Update the data below by replacing every occurrence of "exercise-meta" with "exercise-details", and leave everything else unchanged.

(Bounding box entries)
----------------
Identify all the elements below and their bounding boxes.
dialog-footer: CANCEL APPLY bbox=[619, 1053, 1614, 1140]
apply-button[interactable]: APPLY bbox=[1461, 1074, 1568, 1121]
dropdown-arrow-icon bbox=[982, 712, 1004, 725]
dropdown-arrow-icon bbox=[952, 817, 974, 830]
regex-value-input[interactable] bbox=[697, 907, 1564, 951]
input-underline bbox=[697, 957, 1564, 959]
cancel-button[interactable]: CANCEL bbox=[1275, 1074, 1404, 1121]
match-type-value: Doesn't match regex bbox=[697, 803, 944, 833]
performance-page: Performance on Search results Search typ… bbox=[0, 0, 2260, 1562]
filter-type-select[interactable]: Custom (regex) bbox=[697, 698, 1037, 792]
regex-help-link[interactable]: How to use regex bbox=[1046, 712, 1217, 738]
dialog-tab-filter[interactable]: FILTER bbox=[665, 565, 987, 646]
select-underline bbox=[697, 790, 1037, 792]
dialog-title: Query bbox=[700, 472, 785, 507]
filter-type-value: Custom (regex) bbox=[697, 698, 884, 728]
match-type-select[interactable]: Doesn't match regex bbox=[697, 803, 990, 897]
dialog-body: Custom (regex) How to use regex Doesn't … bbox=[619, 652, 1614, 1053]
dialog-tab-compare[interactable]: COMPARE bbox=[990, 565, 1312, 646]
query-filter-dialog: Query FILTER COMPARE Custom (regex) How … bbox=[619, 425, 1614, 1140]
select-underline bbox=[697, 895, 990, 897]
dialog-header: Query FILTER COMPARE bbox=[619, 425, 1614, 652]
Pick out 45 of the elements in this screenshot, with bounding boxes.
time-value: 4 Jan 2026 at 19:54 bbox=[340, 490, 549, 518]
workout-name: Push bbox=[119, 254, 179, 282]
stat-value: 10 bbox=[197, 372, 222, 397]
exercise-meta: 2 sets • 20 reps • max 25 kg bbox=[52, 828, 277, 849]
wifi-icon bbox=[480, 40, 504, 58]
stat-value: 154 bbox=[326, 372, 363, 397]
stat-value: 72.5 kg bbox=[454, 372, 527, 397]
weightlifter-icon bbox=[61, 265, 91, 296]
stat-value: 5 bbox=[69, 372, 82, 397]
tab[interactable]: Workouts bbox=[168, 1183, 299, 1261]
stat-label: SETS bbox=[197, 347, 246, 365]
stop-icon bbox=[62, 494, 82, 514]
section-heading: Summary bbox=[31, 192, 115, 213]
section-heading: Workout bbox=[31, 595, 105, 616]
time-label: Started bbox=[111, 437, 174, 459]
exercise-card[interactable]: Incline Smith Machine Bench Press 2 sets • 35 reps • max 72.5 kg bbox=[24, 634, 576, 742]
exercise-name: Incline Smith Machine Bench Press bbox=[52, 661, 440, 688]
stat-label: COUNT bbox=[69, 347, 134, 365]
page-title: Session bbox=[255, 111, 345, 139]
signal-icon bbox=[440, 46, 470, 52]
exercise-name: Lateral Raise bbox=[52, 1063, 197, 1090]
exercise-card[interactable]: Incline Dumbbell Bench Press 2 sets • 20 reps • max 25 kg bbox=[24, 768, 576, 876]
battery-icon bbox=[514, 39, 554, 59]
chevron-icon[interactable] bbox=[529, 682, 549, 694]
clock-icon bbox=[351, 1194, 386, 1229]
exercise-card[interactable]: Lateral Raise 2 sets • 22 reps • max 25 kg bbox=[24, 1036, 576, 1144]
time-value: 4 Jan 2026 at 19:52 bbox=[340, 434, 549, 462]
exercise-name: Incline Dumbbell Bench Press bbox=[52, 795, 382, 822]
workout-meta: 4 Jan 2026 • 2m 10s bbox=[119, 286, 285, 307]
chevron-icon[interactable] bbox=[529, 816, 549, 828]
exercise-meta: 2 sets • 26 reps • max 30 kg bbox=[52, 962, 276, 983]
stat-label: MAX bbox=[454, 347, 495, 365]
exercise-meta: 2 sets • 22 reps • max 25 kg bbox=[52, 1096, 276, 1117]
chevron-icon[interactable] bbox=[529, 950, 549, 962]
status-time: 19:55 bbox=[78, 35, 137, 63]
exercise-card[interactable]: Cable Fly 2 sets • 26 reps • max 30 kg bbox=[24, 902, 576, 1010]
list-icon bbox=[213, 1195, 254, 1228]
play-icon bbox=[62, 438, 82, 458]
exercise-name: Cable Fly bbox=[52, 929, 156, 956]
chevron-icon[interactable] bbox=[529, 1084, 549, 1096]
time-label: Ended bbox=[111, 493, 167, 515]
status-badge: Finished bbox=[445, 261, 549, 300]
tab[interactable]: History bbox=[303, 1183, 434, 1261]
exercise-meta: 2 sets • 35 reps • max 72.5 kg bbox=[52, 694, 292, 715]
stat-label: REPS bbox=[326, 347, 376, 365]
----------------
■ Task response
Identify all the elements below and their bounding boxes.
dialog-footer: CANCEL APPLY bbox=[619, 1053, 1614, 1140]
apply-button[interactable]: APPLY bbox=[1461, 1074, 1568, 1121]
dropdown-arrow-icon bbox=[982, 712, 1004, 725]
dropdown-arrow-icon bbox=[952, 817, 974, 830]
regex-value-input[interactable] bbox=[697, 907, 1564, 951]
input-underline bbox=[697, 957, 1564, 959]
cancel-button[interactable]: CANCEL bbox=[1275, 1074, 1404, 1121]
match-type-value: Doesn't match regex bbox=[697, 803, 944, 833]
performance-page: Performance on Search results Search typ… bbox=[0, 0, 2260, 1562]
filter-type-select[interactable]: Custom (regex) bbox=[697, 698, 1037, 792]
regex-help-link[interactable]: How to use regex bbox=[1046, 712, 1217, 738]
dialog-tab-filter[interactable]: FILTER bbox=[665, 565, 987, 646]
select-underline bbox=[697, 790, 1037, 792]
dialog-title: Query bbox=[700, 472, 785, 507]
filter-type-value: Custom (regex) bbox=[697, 698, 884, 728]
match-type-select[interactable]: Doesn't match regex bbox=[697, 803, 990, 897]
dialog-body: Custom (regex) How to use regex Doesn't … bbox=[619, 652, 1614, 1053]
dialog-tab-compare[interactable]: COMPARE bbox=[990, 565, 1312, 646]
query-filter-dialog: Query FILTER COMPARE Custom (regex) How … bbox=[619, 425, 1614, 1140]
select-underline bbox=[697, 895, 990, 897]
dialog-header: Query FILTER COMPARE bbox=[619, 425, 1614, 652]
Pick out 45 of the elements in this screenshot, with bounding boxes.
time-value: 4 Jan 2026 at 19:54 bbox=[340, 490, 549, 518]
workout-name: Push bbox=[119, 254, 179, 282]
stat-value: 10 bbox=[197, 372, 222, 397]
exercise-details: 2 sets • 20 reps • max 25 kg bbox=[52, 828, 277, 849]
wifi-icon bbox=[480, 40, 504, 58]
stat-value: 154 bbox=[326, 372, 363, 397]
stat-value: 72.5 kg bbox=[454, 372, 527, 397]
weightlifter-icon bbox=[61, 265, 91, 296]
stat-value: 5 bbox=[69, 372, 82, 397]
tab[interactable]: Workouts bbox=[168, 1183, 299, 1261]
stat-label: SETS bbox=[197, 347, 246, 365]
stop-icon bbox=[62, 494, 82, 514]
section-heading: Summary bbox=[31, 192, 115, 213]
section-heading: Workout bbox=[31, 595, 105, 616]
time-label: Started bbox=[111, 437, 174, 459]
exercise-card[interactable]: Incline Smith Machine Bench Press 2 sets • 35 reps • max 72.5 kg bbox=[24, 634, 576, 742]
exercise-name: Incline Smith Machine Bench Press bbox=[52, 661, 440, 688]
stat-label: COUNT bbox=[69, 347, 134, 365]
page-title: Session bbox=[255, 111, 345, 139]
signal-icon bbox=[440, 46, 470, 52]
exercise-name: Lateral Raise bbox=[52, 1063, 197, 1090]
exercise-card[interactable]: Incline Dumbbell Bench Press 2 sets • 20 reps • max 25 kg bbox=[24, 768, 576, 876]
battery-icon bbox=[514, 39, 554, 59]
chevron-icon[interactable] bbox=[529, 682, 549, 694]
clock-icon bbox=[351, 1194, 386, 1229]
exercise-card[interactable]: Lateral Raise 2 sets • 22 reps • max 25 kg bbox=[24, 1036, 576, 1144]
time-value: 4 Jan 2026 at 19:52 bbox=[340, 434, 549, 462]
exercise-name: Incline Dumbbell Bench Press bbox=[52, 795, 382, 822]
workout-meta: 4 Jan 2026 • 2m 10s bbox=[119, 286, 285, 307]
chevron-icon[interactable] bbox=[529, 816, 549, 828]
exercise-details: 2 sets • 26 reps • max 30 kg bbox=[52, 962, 276, 983]
stat-label: MAX bbox=[454, 347, 495, 365]
exercise-details: 2 sets • 22 reps • max 25 kg bbox=[52, 1096, 276, 1117]
chevron-icon[interactable] bbox=[529, 950, 549, 962]
status-time: 19:55 bbox=[78, 35, 137, 63]
exercise-card[interactable]: Cable Fly 2 sets • 26 reps • max 30 kg bbox=[24, 902, 576, 1010]
list-icon bbox=[213, 1195, 254, 1228]
play-icon bbox=[62, 438, 82, 458]
exercise-name: Cable Fly bbox=[52, 929, 156, 956]
chevron-icon[interactable] bbox=[529, 1084, 549, 1096]
time-label: Ended bbox=[111, 493, 167, 515]
status-badge: Finished bbox=[445, 261, 549, 300]
tab[interactable]: History bbox=[303, 1183, 434, 1261]
exercise-details: 2 sets • 35 reps • max 72.5 kg bbox=[52, 694, 292, 715]
stat-label: REPS bbox=[326, 347, 376, 365]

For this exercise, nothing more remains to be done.